-- begin Available records --

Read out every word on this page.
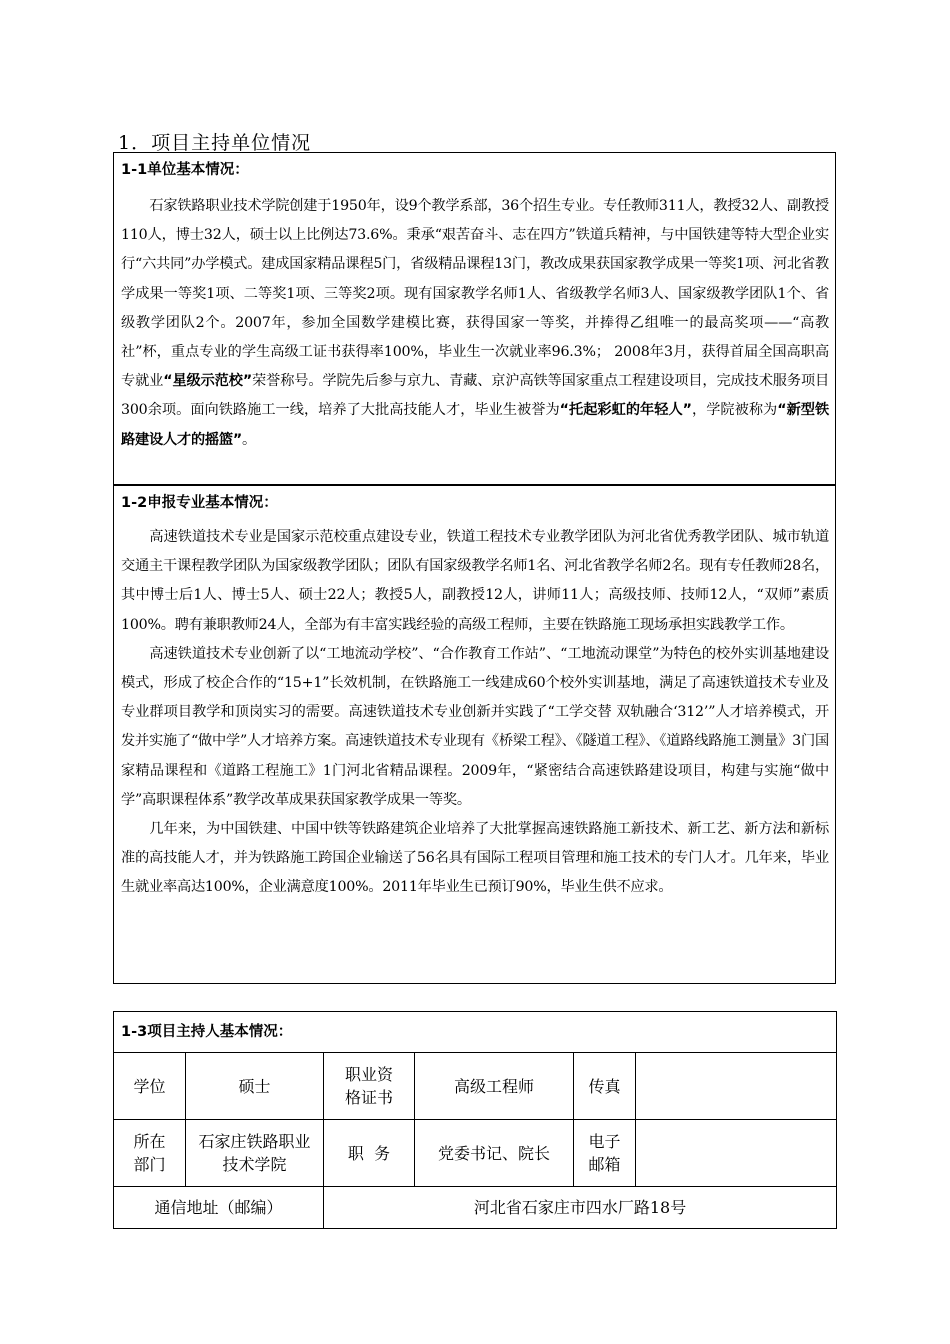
1．项目主持单位情况
1-1单位基本情况：

石家铁路职业技术学院创建于1950年，设9个教学系部，36个招生专业。专任教师311人，教授32人、副教授110人，博士32人，硕士以上比例达73.6%。秉承“艰苦奋斗、志在四方”铁道兵精神，与中国铁建等特大型企业实行“六共同”办学模式。建成国家精品课程5门，省级精品课程13门，教改成果获国家教学成果一等奖1项、河北省教学成果一等奖1项、二等奖1项、三等奖2项。现有国家教学名师1人、省级教学名师3人、国家级教学团队1个、省级教学团队2个。2007年，参加全国数学建模比赛，获得国家一等奖，并捧得乙组唯一的最高奖项——“高教社”杯，重点专业的学生高级工证书获得率100%，毕业生一次就业率96.3%； 2008年3月，获得首届全国高职高专就业“星级示范校”荣誉称号。学院先后参与京九、青藏、京沪高铁等国家重点工程建设项目，完成技术服务项目300余项。面向铁路施工一线，培养了大批高技能人才，毕业生被誉为“托起彩虹的年轻人”，学院被称为“新型铁路建设人才的摇篮”。

1-2申报专业基本情况：

高速铁道技术专业是国家示范校重点建设专业，铁道工程技术专业教学团队为河北省优秀教学团队、城市轨道交通主干课程教学团队为国家级教学团队；团队有国家级教学名师1名、河北省教学名师2名。现有专任教师28名，其中博士后1人、博士5人、硕士22人；教授5人，副教授12人，讲师11人；高级技师、技师12人，“双师”素质100%。聘有兼职教师24人，全部为有丰富实践经验的高级工程师，主要在铁路施工现场承担实践教学工作。

高速铁道技术专业创新了以“工地流动学校”、“合作教育工作站”、“工地流动课堂”为特色的校外实训基地建设模式，形成了校企合作的“15+1”长效机制，在铁路施工一线建成60个校外实训基地，满足了高速铁道技术专业及专业群项目教学和顶岗实习的需要。高速铁道技术专业创新并实践了“工学交替 双轨融合‘312’”人才培养模式，开发并实施了“做中学”人才培养方案。高速铁道技术专业现有《桥梁工程》、《隧道工程》、《道路线路施工测量》3门国家精品课程和《道路工程施工》1门河北省精品课程。2009年，“紧密结合高速铁路建设项目，构建与实施“做中学”高职课程体系”教学改革成果获国家教学成果一等奖。

几年来，为中国铁建、中国中铁等铁路建筑企业培养了大批掌握高速铁路施工新技术、新工艺、新方法和新标准的高技能人才，并为铁路施工跨国企业输送了56名具有国际工程项目管理和施工技术的专门人才。几年来，毕业生就业率高达100%，企业满意度100%。2011年毕业生已预订90%，毕业生供不应求。

1-3项目主持人基本情况：					
学位	硕士	职业资格证书	高级工程师	传真	

所在部门	石家庄铁路职业技术学院	职  务	党委书记、院长	电子邮箱	

通信地址（邮编）		河北省石家庄市四水厂路18号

-- end Available records --

*Problem requirements*
All records must be output exactly as they are, except for the pictures, which are left out.

*Response to the task*
Read out every word on this page.
1．项目主持单位情况
1-1单位基本情况：

石家铁路职业技术学院创建于1950年，设9个教学系部，36个招生专业。专任教师311人，教授32人、副教授110人，博士32人，硕士以上比例达73.6%。秉承“艰苦奋斗、志在四方”铁道兵精神，与中国铁建等特大型企业实行“六共同”办学模式。建成国家精品课程5门，省级精品课程13门，教改成果获国家教学成果一等奖1项、河北省教学成果一等奖1项、二等奖1项、三等奖2项。现有国家教学名师1人、省级教学名师3人、国家级教学团队1个、省级教学团队2个。2007年，参加全国数学建模比赛，获得国家一等奖，并捧得乙组唯一的最高奖项——“高教社”杯，重点专业的学生高级工证书获得率100%，毕业生一次就业率96.3%； 2008年3月，获得首届全国高职高专就业“星级示范校”荣誉称号。学院先后参与京九、青藏、京沪高铁等国家重点工程建设项目，完成技术服务项目300余项。面向铁路施工一线，培养了大批高技能人才，毕业生被誉为“托起彩虹的年轻人”，学院被称为“新型铁路建设人才的摇篮”。

1-2申报专业基本情况：

高速铁道技术专业是国家示范校重点建设专业，铁道工程技术专业教学团队为河北省优秀教学团队、城市轨道交通主干课程教学团队为国家级教学团队；团队有国家级教学名师1名、河北省教学名师2名。现有专任教师28名，其中博士后1人、博士5人、硕士22人；教授5人，副教授12人，讲师11人；高级技师、技师12人，“双师”素质100%。聘有兼职教师24人，全部为有丰富实践经验的高级工程师，主要在铁路施工现场承担实践教学工作。

高速铁道技术专业创新了以“工地流动学校”、“合作教育工作站”、“工地流动课堂”为特色的校外实训基地建设模式，形成了校企合作的“15+1”长效机制，在铁路施工一线建成60个校外实训基地，满足了高速铁道技术专业及专业群项目教学和顶岗实习的需要。高速铁道技术专业创新并实践了“工学交替 双轨融合‘312’”人才培养模式，开发并实施了“做中学”人才培养方案。高速铁道技术专业现有《桥梁工程》、《隧道工程》、《道路线路施工测量》3门国家精品课程和《道路工程施工》1门河北省精品课程。2009年，“紧密结合高速铁路建设项目，构建与实施“做中学”高职课程体系”教学改革成果获国家教学成果一等奖。

几年来，为中国铁建、中国中铁等铁路建筑企业培养了大批掌握高速铁路施工新技术、新工艺、新方法和新标准的高技能人才，并为铁路施工跨国企业输送了56名具有国际工程项目管理和施工技术的专门人才。几年来，毕业生就业率高达100%，企业满意度100%。2011年毕业生已预订90%，毕业生供不应求。

1-3项目主持人基本情况：					
学位	硕士	职业资格证书	高级工程师	传真	

所在部门	石家庄铁路职业技术学院	职  务	党委书记、院长	电子邮箱	

通信地址（邮编）		河北省石家庄市四水厂路18号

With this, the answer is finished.